◆ Task details ◆
Leave out the pictures and copy everything else in the entries exactly.
start Recorded data
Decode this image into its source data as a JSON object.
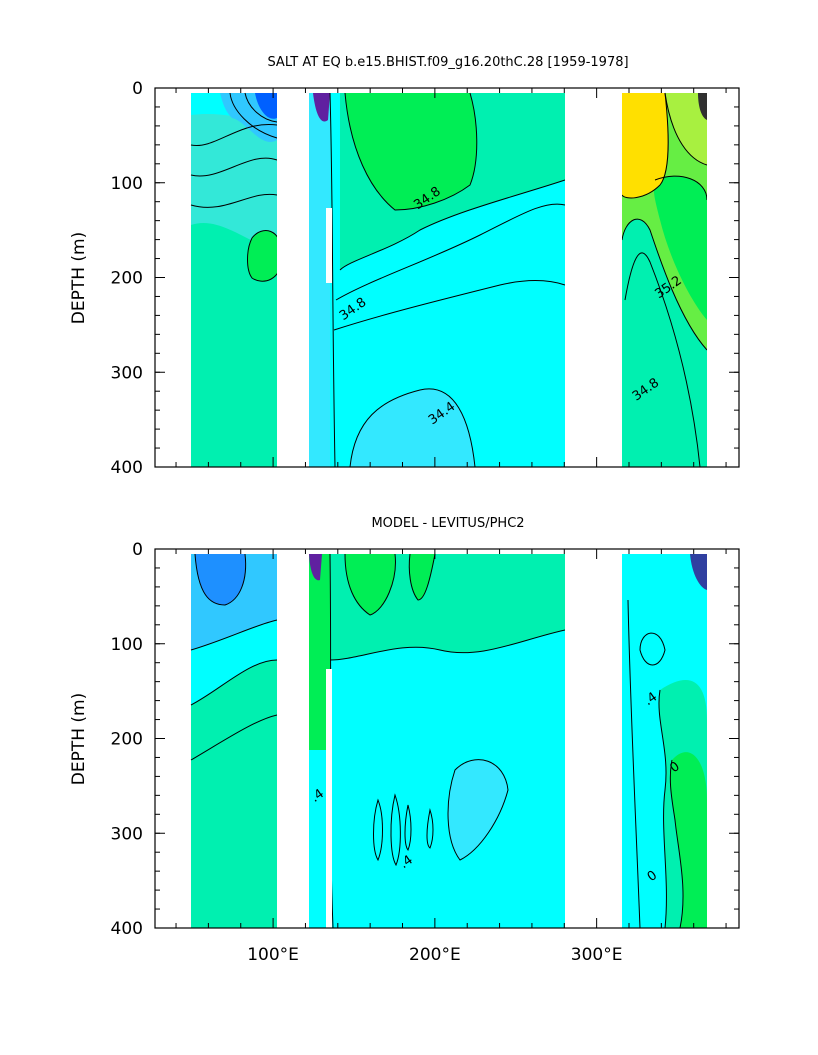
{
  "chart_data": [
    {
      "type": "heatmap",
      "title": "SALT AT EQ b.e15.BHIST.f09_g16.20thC.28 [1959-1978]",
      "ylabel": "DEPTH (m)",
      "xlabel": "",
      "ylim": [
        400,
        0
      ],
      "xlim": [
        27,
        388
      ],
      "y_ticks": [
        "0",
        "100",
        "200",
        "300",
        "400"
      ],
      "y_tick_values": [
        0,
        100,
        200,
        300,
        400
      ],
      "x_tick_values": [
        100,
        200,
        300
      ],
      "land_gaps_lon": [
        [
          97,
          118
        ],
        [
          279,
          315
        ]
      ],
      "contour_labels": [
        {
          "text": "34.8",
          "lon": 196,
          "depth": 118
        },
        {
          "text": "34.8",
          "lon": 150,
          "depth": 235
        },
        {
          "text": "34.4",
          "lon": 205,
          "depth": 345
        },
        {
          "text": "35.2",
          "lon": 345,
          "depth": 212
        },
        {
          "text": "34.8",
          "lon": 331,
          "depth": 320
        }
      ],
      "colors": {
        "cyan": "#00ffff",
        "seafoam": "#00f0b0",
        "green": "#00ee55",
        "blue": "#0060ff",
        "yellow": "#ffe000"
      }
    },
    {
      "type": "heatmap",
      "title": "MODEL - LEVITUS/PHC2",
      "ylabel": "DEPTH (m)",
      "xlabel": "",
      "ylim": [
        400,
        0
      ],
      "xlim": [
        27,
        388
      ],
      "y_ticks": [
        "0",
        "100",
        "200",
        "300",
        "400"
      ],
      "y_tick_values": [
        0,
        100,
        200,
        300,
        400
      ],
      "x_ticks": [
        "100°E",
        "200°E",
        "300°E"
      ],
      "x_tick_values": [
        100,
        200,
        300
      ],
      "land_gaps_lon": [
        [
          97,
          118
        ],
        [
          279,
          315
        ]
      ],
      "contour_labels": [
        {
          "text": ".4",
          "lon": 334,
          "depth": 160
        },
        {
          "text": "0",
          "lon": 349,
          "depth": 232
        },
        {
          "text": ".4",
          "lon": 128,
          "depth": 262
        },
        {
          "text": ".4",
          "lon": 183,
          "depth": 332
        },
        {
          "text": "0",
          "lon": 335,
          "depth": 347
        }
      ],
      "colors": {
        "cyan": "#00ffff",
        "seafoam": "#00f0b0",
        "green": "#00ee55",
        "blue": "#0060ff"
      }
    }
  ]
}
end Recorded data
◆ Solution to this problem ◆
Decode this image into its source data as a JSON object.
{
  "chart_data": [
    {
      "type": "heatmap",
      "title": "SALT AT EQ b.e15.BHIST.f09_g16.20thC.28 [1959-1978]",
      "ylabel": "DEPTH (m)",
      "xlabel": "",
      "ylim": [
        400,
        0
      ],
      "xlim": [
        27,
        388
      ],
      "y_ticks": [
        "0",
        "100",
        "200",
        "300",
        "400"
      ],
      "y_tick_values": [
        0,
        100,
        200,
        300,
        400
      ],
      "x_tick_values": [
        100,
        200,
        300
      ],
      "land_gaps_lon": [
        [
          97,
          118
        ],
        [
          279,
          315
        ]
      ],
      "contour_labels": [
        {
          "text": "34.8",
          "lon": 196,
          "depth": 118
        },
        {
          "text": "34.8",
          "lon": 150,
          "depth": 235
        },
        {
          "text": "34.4",
          "lon": 205,
          "depth": 345
        },
        {
          "text": "35.2",
          "lon": 345,
          "depth": 212
        },
        {
          "text": "34.8",
          "lon": 331,
          "depth": 320
        }
      ],
      "colors": {
        "cyan": "#00ffff",
        "seafoam": "#00f0b0",
        "green": "#00ee55",
        "blue": "#0060ff",
        "yellow": "#ffe000"
      }
    },
    {
      "type": "heatmap",
      "title": "MODEL - LEVITUS/PHC2",
      "ylabel": "DEPTH (m)",
      "xlabel": "",
      "ylim": [
        400,
        0
      ],
      "xlim": [
        27,
        388
      ],
      "y_ticks": [
        "0",
        "100",
        "200",
        "300",
        "400"
      ],
      "y_tick_values": [
        0,
        100,
        200,
        300,
        400
      ],
      "x_ticks": [
        "100°E",
        "200°E",
        "300°E"
      ],
      "x_tick_values": [
        100,
        200,
        300
      ],
      "land_gaps_lon": [
        [
          97,
          118
        ],
        [
          279,
          315
        ]
      ],
      "contour_labels": [
        {
          "text": ".4",
          "lon": 334,
          "depth": 160
        },
        {
          "text": "0",
          "lon": 349,
          "depth": 232
        },
        {
          "text": ".4",
          "lon": 128,
          "depth": 262
        },
        {
          "text": ".4",
          "lon": 183,
          "depth": 332
        },
        {
          "text": "0",
          "lon": 335,
          "depth": 347
        }
      ],
      "colors": {
        "cyan": "#00ffff",
        "seafoam": "#00f0b0",
        "green": "#00ee55",
        "blue": "#0060ff"
      }
    }
  ]
}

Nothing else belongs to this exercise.